_Exercise input:_
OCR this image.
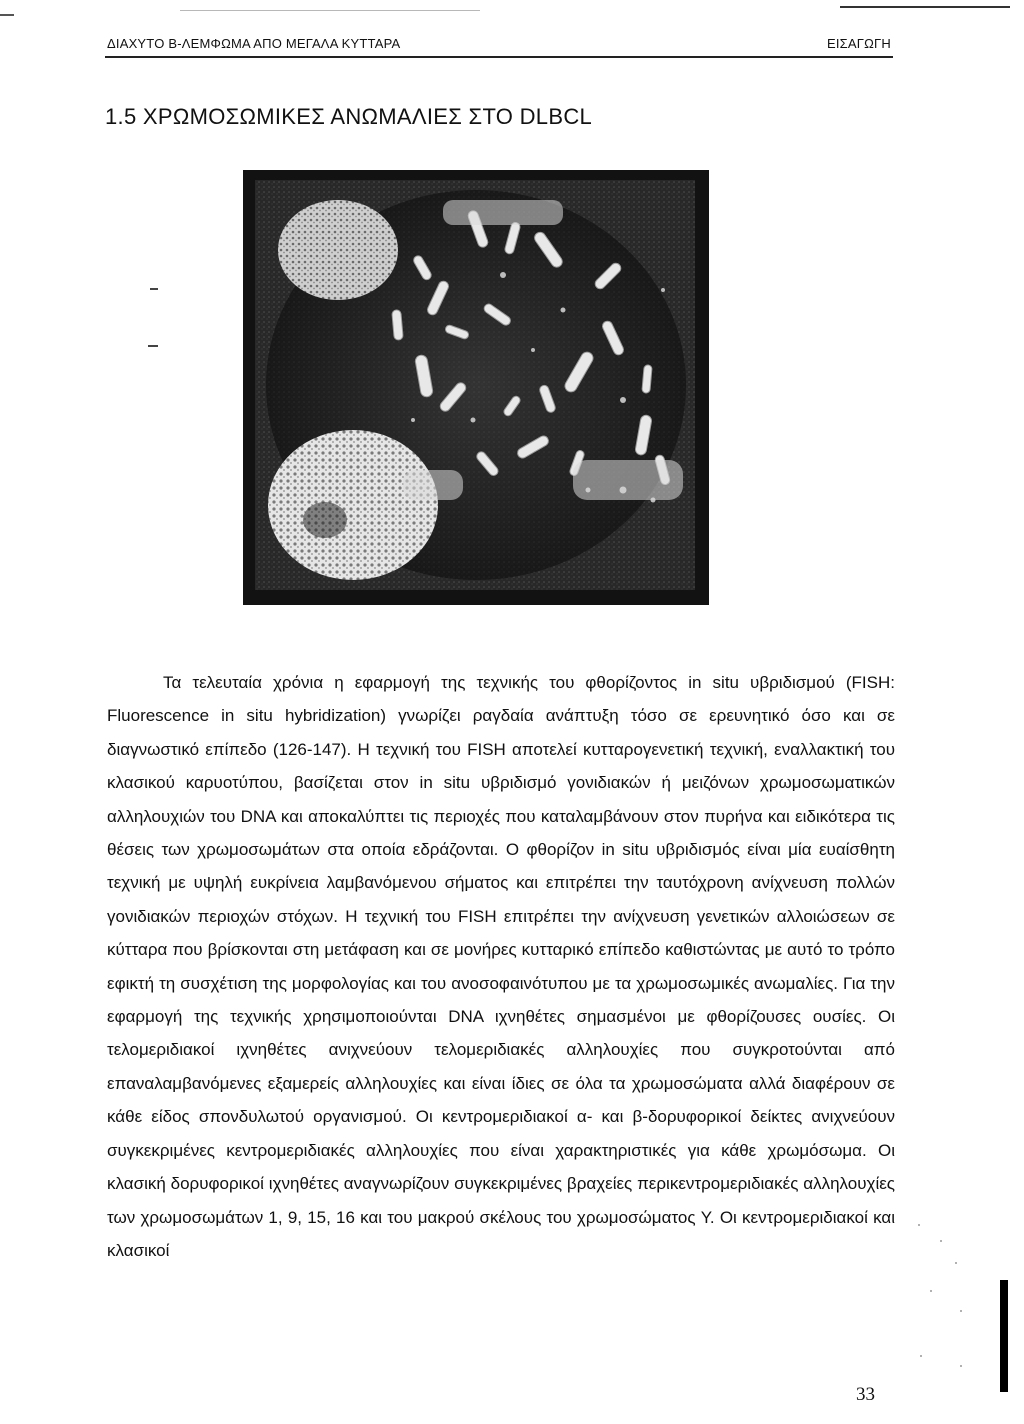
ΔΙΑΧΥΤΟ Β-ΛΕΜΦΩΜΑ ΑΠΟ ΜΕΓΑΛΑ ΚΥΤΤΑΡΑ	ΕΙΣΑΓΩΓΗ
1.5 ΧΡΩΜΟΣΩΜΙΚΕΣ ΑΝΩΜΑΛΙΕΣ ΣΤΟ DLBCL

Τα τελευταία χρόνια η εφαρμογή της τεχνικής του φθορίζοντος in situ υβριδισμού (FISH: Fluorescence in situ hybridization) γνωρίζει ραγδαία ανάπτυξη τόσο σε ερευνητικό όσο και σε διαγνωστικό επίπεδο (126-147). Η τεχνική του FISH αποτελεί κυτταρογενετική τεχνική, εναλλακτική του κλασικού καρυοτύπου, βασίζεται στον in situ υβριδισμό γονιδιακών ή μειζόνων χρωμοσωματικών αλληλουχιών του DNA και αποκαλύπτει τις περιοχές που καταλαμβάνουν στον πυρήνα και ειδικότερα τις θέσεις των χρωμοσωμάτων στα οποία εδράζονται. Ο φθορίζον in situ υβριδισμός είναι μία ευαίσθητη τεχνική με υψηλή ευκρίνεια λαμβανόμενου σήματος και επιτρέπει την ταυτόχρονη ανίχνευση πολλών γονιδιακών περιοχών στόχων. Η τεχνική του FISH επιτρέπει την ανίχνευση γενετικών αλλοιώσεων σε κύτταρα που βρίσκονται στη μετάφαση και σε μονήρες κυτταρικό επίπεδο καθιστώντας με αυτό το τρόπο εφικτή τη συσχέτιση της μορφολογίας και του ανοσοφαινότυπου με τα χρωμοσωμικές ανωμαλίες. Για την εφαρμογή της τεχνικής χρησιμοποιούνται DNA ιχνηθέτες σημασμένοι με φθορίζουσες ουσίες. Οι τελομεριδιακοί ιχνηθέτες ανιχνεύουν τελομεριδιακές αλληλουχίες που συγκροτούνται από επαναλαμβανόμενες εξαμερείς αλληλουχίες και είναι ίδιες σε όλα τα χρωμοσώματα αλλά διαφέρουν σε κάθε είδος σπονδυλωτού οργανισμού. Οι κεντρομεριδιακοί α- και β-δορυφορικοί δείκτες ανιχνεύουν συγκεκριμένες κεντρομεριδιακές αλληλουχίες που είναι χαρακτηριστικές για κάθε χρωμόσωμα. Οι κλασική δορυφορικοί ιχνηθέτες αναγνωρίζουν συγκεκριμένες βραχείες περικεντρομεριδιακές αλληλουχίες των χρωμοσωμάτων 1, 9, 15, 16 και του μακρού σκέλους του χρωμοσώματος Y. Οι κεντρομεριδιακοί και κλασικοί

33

_Given instruction:_ Print out the whole of the material word for word, without pictures.

_Written reply:_
OCR this image.
ΔΙΑΧΥΤΟ Β-ΛΕΜΦΩΜΑ ΑΠΟ ΜΕΓΑΛΑ ΚΥΤΤΑΡΑ	ΕΙΣΑΓΩΓΗ
1.5 ΧΡΩΜΟΣΩΜΙΚΕΣ ΑΝΩΜΑΛΙΕΣ ΣΤΟ DLBCL

Τα τελευταία χρόνια η εφαρμογή της τεχνικής του φθορίζοντος in situ υβριδισμού (FISH: Fluorescence in situ hybridization) γνωρίζει ραγδαία ανάπτυξη τόσο σε ερευνητικό όσο και σε διαγνωστικό επίπεδο (126-147). Η τεχνική του FISH αποτελεί κυτταρογενετική τεχνική, εναλλακτική του κλασικού καρυοτύπου, βασίζεται στον in situ υβριδισμό γονιδιακών ή μειζόνων χρωμοσωματικών αλληλουχιών του DNA και αποκαλύπτει τις περιοχές που καταλαμβάνουν στον πυρήνα και ειδικότερα τις θέσεις των χρωμοσωμάτων στα οποία εδράζονται. Ο φθορίζον in situ υβριδισμός είναι μία ευαίσθητη τεχνική με υψηλή ευκρίνεια λαμβανόμενου σήματος και επιτρέπει την ταυτόχρονη ανίχνευση πολλών γονιδιακών περιοχών στόχων. Η τεχνική του FISH επιτρέπει την ανίχνευση γενετικών αλλοιώσεων σε κύτταρα που βρίσκονται στη μετάφαση και σε μονήρες κυτταρικό επίπεδο καθιστώντας με αυτό το τρόπο εφικτή τη συσχέτιση της μορφολογίας και του ανοσοφαινότυπου με τα χρωμοσωμικές ανωμαλίες. Για την εφαρμογή της τεχνικής χρησιμοποιούνται DNA ιχνηθέτες σημασμένοι με φθορίζουσες ουσίες. Οι τελομεριδιακοί ιχνηθέτες ανιχνεύουν τελομεριδιακές αλληλουχίες που συγκροτούνται από επαναλαμβανόμενες εξαμερείς αλληλουχίες και είναι ίδιες σε όλα τα χρωμοσώματα αλλά διαφέρουν σε κάθε είδος σπονδυλωτού οργανισμού. Οι κεντρομεριδιακοί α- και β-δορυφορικοί δείκτες ανιχνεύουν συγκεκριμένες κεντρομεριδιακές αλληλουχίες που είναι χαρακτηριστικές για κάθε χρωμόσωμα. Οι κλασική δορυφορικοί ιχνηθέτες αναγνωρίζουν συγκεκριμένες βραχείες περικεντρομεριδιακές αλληλουχίες των χρωμοσωμάτων 1, 9, 15, 16 και του μακρού σκέλους του χρωμοσώματος Y. Οι κεντρομεριδιακοί και κλασικοί

33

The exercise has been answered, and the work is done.